→ **Objective**
Output each entry verbatim and exclude every picture from it.

┌────────

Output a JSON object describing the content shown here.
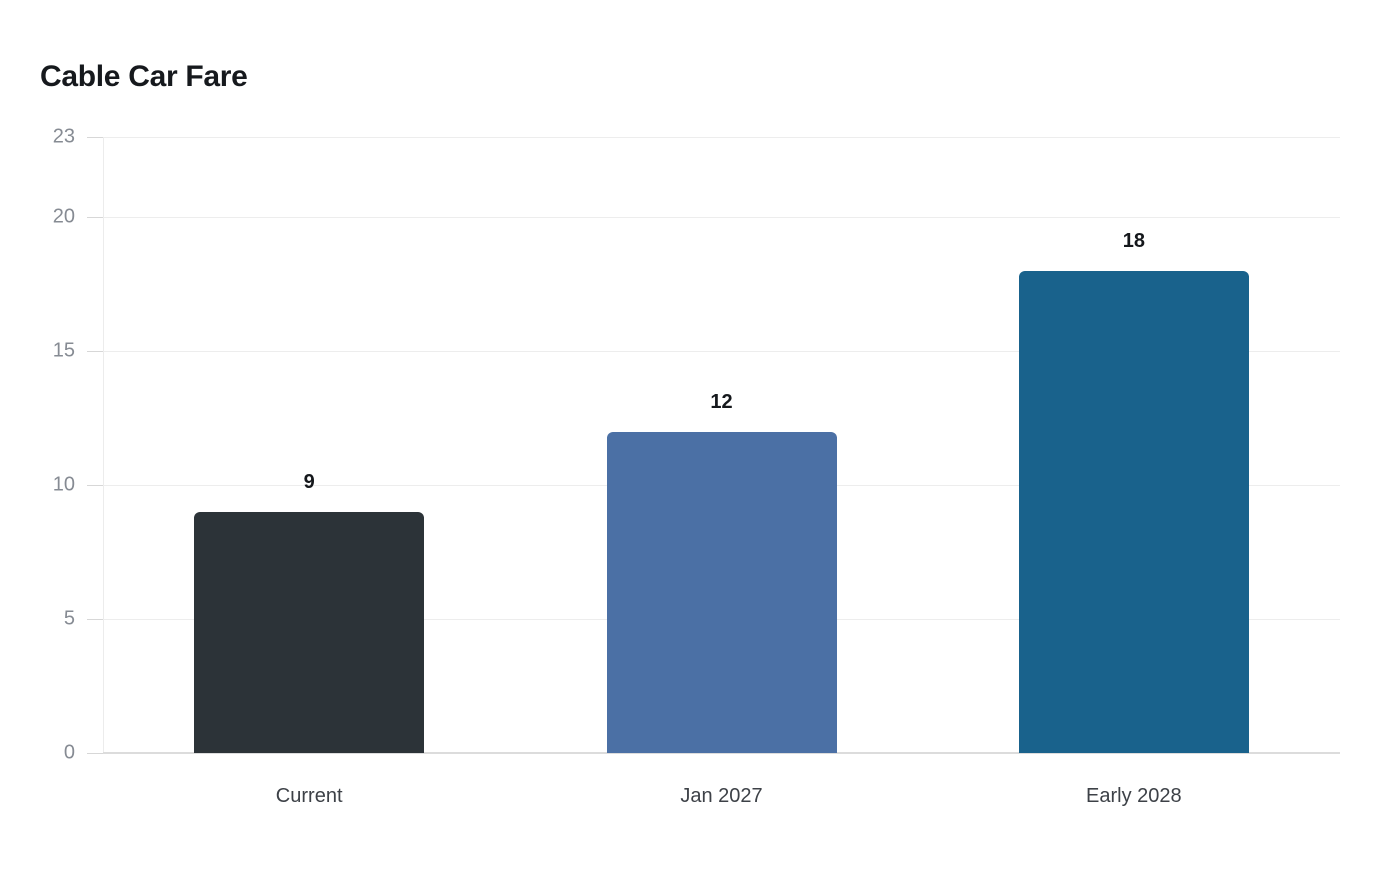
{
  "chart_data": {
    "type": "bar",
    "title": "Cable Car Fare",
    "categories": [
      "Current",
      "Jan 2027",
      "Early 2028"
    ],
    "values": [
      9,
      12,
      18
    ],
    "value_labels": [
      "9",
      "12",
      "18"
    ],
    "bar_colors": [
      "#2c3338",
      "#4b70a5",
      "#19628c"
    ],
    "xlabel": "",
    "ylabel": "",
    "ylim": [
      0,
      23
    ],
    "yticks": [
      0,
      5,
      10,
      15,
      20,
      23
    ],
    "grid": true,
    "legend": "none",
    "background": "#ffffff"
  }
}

└────────

→ **Result for this exercise**
Output a JSON object describing the content shown here.
{
  "chart_data": {
    "type": "bar",
    "title": "Cable Car Fare",
    "categories": [
      "Current",
      "Jan 2027",
      "Early 2028"
    ],
    "values": [
      9,
      12,
      18
    ],
    "value_labels": [
      "9",
      "12",
      "18"
    ],
    "bar_colors": [
      "#2c3338",
      "#4b70a5",
      "#19628c"
    ],
    "xlabel": "",
    "ylabel": "",
    "ylim": [
      0,
      23
    ],
    "yticks": [
      0,
      5,
      10,
      15,
      20,
      23
    ],
    "grid": true,
    "legend": "none",
    "background": "#ffffff"
  }
}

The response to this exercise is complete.